Every entry that follows needs to be repeated exactly.

####################

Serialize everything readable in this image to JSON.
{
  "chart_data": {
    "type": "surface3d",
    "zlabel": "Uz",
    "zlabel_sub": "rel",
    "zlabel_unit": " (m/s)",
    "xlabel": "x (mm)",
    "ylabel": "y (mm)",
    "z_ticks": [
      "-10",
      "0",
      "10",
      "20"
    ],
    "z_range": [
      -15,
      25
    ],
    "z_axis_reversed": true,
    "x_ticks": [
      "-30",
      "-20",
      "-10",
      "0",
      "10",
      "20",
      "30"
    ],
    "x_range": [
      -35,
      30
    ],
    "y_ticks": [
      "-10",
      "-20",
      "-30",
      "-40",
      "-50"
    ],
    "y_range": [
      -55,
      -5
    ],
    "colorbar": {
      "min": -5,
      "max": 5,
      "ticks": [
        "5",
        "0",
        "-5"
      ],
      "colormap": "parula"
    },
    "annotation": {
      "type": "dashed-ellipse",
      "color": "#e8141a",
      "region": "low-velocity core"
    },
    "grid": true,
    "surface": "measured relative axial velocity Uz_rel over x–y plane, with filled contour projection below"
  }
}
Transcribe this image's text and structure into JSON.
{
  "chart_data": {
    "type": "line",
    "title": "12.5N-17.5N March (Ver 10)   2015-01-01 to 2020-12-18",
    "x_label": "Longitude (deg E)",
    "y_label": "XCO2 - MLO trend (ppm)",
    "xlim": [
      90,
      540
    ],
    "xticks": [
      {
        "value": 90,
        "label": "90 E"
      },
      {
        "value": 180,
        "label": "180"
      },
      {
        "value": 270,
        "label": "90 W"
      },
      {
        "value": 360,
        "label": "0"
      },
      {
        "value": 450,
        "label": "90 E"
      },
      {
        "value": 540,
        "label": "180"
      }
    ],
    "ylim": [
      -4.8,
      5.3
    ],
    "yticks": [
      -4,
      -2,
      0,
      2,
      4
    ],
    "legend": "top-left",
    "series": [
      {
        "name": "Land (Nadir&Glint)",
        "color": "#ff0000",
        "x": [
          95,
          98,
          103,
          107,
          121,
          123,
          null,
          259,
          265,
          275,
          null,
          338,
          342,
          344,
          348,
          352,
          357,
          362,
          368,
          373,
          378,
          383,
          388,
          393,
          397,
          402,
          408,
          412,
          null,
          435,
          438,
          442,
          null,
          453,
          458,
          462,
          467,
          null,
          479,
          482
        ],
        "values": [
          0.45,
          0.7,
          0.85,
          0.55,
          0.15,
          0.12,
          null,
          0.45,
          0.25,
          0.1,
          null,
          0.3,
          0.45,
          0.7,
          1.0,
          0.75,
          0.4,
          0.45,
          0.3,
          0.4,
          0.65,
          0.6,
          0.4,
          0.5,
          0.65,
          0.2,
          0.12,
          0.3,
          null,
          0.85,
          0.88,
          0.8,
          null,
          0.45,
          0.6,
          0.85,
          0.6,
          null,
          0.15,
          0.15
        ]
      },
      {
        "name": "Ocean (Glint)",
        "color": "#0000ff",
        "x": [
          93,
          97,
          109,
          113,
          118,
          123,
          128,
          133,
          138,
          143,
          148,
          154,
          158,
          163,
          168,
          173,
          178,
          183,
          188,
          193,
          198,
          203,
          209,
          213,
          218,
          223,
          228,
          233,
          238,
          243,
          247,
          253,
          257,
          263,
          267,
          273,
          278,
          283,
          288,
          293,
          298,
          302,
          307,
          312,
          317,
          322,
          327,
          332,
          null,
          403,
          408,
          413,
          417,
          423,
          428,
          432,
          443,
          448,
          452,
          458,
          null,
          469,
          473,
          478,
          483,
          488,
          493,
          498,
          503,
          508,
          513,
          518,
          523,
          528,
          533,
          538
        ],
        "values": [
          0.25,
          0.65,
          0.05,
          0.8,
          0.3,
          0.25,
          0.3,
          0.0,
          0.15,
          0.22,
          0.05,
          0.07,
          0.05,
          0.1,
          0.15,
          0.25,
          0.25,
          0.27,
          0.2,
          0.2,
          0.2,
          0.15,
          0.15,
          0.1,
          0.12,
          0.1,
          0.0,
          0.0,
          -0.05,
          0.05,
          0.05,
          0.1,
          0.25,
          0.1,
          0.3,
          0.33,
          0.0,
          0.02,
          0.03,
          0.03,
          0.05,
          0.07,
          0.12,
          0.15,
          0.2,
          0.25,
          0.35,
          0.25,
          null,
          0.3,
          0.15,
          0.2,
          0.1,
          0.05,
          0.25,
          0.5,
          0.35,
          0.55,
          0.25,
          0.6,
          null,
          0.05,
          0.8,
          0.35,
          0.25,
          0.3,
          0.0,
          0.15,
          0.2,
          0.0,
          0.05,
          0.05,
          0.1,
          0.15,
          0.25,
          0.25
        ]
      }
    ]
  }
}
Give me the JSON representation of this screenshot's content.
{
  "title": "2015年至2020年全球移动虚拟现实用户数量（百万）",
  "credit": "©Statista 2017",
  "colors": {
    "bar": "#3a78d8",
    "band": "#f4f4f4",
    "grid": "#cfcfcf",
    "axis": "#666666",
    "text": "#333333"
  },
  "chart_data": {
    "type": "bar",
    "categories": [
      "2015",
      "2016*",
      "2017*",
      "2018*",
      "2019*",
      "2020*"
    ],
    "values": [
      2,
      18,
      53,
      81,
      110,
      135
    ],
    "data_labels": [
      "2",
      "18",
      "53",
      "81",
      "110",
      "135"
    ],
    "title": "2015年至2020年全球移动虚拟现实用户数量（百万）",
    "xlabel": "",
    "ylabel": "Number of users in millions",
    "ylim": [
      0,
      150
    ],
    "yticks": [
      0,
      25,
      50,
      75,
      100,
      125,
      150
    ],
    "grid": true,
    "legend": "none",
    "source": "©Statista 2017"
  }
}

####################

**Solution for this task**:
Serialize everything readable in this image to JSON.
{
  "chart_data": {
    "type": "surface3d",
    "zlabel": "Uz",
    "zlabel_sub": "rel",
    "zlabel_unit": " (m/s)",
    "xlabel": "x (mm)",
    "ylabel": "y (mm)",
    "z_ticks": [
      "-10",
      "0",
      "10",
      "20"
    ],
    "z_range": [
      -15,
      25
    ],
    "z_axis_reversed": true,
    "x_ticks": [
      "-30",
      "-20",
      "-10",
      "0",
      "10",
      "20",
      "30"
    ],
    "x_range": [
      -35,
      30
    ],
    "y_ticks": [
      "-10",
      "-20",
      "-30",
      "-40",
      "-50"
    ],
    "y_range": [
      -55,
      -5
    ],
    "colorbar": {
      "min": -5,
      "max": 5,
      "ticks": [
        "5",
        "0",
        "-5"
      ],
      "colormap": "parula"
    },
    "annotation": {
      "type": "dashed-ellipse",
      "color": "#e8141a",
      "region": "low-velocity core"
    },
    "grid": true,
    "surface": "measured relative axial velocity Uz_rel over x–y plane, with filled contour projection below"
  }
}
Transcribe this image's text and structure into JSON.
{
  "chart_data": {
    "type": "line",
    "title": "12.5N-17.5N March (Ver 10)   2015-01-01 to 2020-12-18",
    "x_label": "Longitude (deg E)",
    "y_label": "XCO2 - MLO trend (ppm)",
    "xlim": [
      90,
      540
    ],
    "xticks": [
      {
        "value": 90,
        "label": "90 E"
      },
      {
        "value": 180,
        "label": "180"
      },
      {
        "value": 270,
        "label": "90 W"
      },
      {
        "value": 360,
        "label": "0"
      },
      {
        "value": 450,
        "label": "90 E"
      },
      {
        "value": 540,
        "label": "180"
      }
    ],
    "ylim": [
      -4.8,
      5.3
    ],
    "yticks": [
      -4,
      -2,
      0,
      2,
      4
    ],
    "legend": "top-left",
    "series": [
      {
        "name": "Land (Nadir&Glint)",
        "color": "#ff0000",
        "x": [
          95,
          98,
          103,
          107,
          121,
          123,
          null,
          259,
          265,
          275,
          null,
          338,
          342,
          344,
          348,
          352,
          357,
          362,
          368,
          373,
          378,
          383,
          388,
          393,
          397,
          402,
          408,
          412,
          null,
          435,
          438,
          442,
          null,
          453,
          458,
          462,
          467,
          null,
          479,
          482
        ],
        "values": [
          0.45,
          0.7,
          0.85,
          0.55,
          0.15,
          0.12,
          null,
          0.45,
          0.25,
          0.1,
          null,
          0.3,
          0.45,
          0.7,
          1.0,
          0.75,
          0.4,
          0.45,
          0.3,
          0.4,
          0.65,
          0.6,
          0.4,
          0.5,
          0.65,
          0.2,
          0.12,
          0.3,
          null,
          0.85,
          0.88,
          0.8,
          null,
          0.45,
          0.6,
          0.85,
          0.6,
          null,
          0.15,
          0.15
        ]
      },
      {
        "name": "Ocean (Glint)",
        "color": "#0000ff",
        "x": [
          93,
          97,
          109,
          113,
          118,
          123,
          128,
          133,
          138,
          143,
          148,
          154,
          158,
          163,
          168,
          173,
          178,
          183,
          188,
          193,
          198,
          203,
          209,
          213,
          218,
          223,
          228,
          233,
          238,
          243,
          247,
          253,
          257,
          263,
          267,
          273,
          278,
          283,
          288,
          293,
          298,
          302,
          307,
          312,
          317,
          322,
          327,
          332,
          null,
          403,
          408,
          413,
          417,
          423,
          428,
          432,
          443,
          448,
          452,
          458,
          null,
          469,
          473,
          478,
          483,
          488,
          493,
          498,
          503,
          508,
          513,
          518,
          523,
          528,
          533,
          538
        ],
        "values": [
          0.25,
          0.65,
          0.05,
          0.8,
          0.3,
          0.25,
          0.3,
          0.0,
          0.15,
          0.22,
          0.05,
          0.07,
          0.05,
          0.1,
          0.15,
          0.25,
          0.25,
          0.27,
          0.2,
          0.2,
          0.2,
          0.15,
          0.15,
          0.1,
          0.12,
          0.1,
          0.0,
          0.0,
          -0.05,
          0.05,
          0.05,
          0.1,
          0.25,
          0.1,
          0.3,
          0.33,
          0.0,
          0.02,
          0.03,
          0.03,
          0.05,
          0.07,
          0.12,
          0.15,
          0.2,
          0.25,
          0.35,
          0.25,
          null,
          0.3,
          0.15,
          0.2,
          0.1,
          0.05,
          0.25,
          0.5,
          0.35,
          0.55,
          0.25,
          0.6,
          null,
          0.05,
          0.8,
          0.35,
          0.25,
          0.3,
          0.0,
          0.15,
          0.2,
          0.0,
          0.05,
          0.05,
          0.1,
          0.15,
          0.25,
          0.25
        ]
      }
    ]
  }
}
Give me the JSON representation of this screenshot's content.
{
  "title": "2015年至2020年全球移动虚拟现实用户数量（百万）",
  "credit": "©Statista 2017",
  "colors": {
    "bar": "#3a78d8",
    "band": "#f4f4f4",
    "grid": "#cfcfcf",
    "axis": "#666666",
    "text": "#333333"
  },
  "chart_data": {
    "type": "bar",
    "categories": [
      "2015",
      "2016*",
      "2017*",
      "2018*",
      "2019*",
      "2020*"
    ],
    "values": [
      2,
      18,
      53,
      81,
      110,
      135
    ],
    "data_labels": [
      "2",
      "18",
      "53",
      "81",
      "110",
      "135"
    ],
    "title": "2015年至2020年全球移动虚拟现实用户数量（百万）",
    "xlabel": "",
    "ylabel": "Number of users in millions",
    "ylim": [
      0,
      150
    ],
    "yticks": [
      0,
      25,
      50,
      75,
      100,
      125,
      150
    ],
    "grid": true,
    "legend": "none",
    "source": "©Statista 2017"
  }
}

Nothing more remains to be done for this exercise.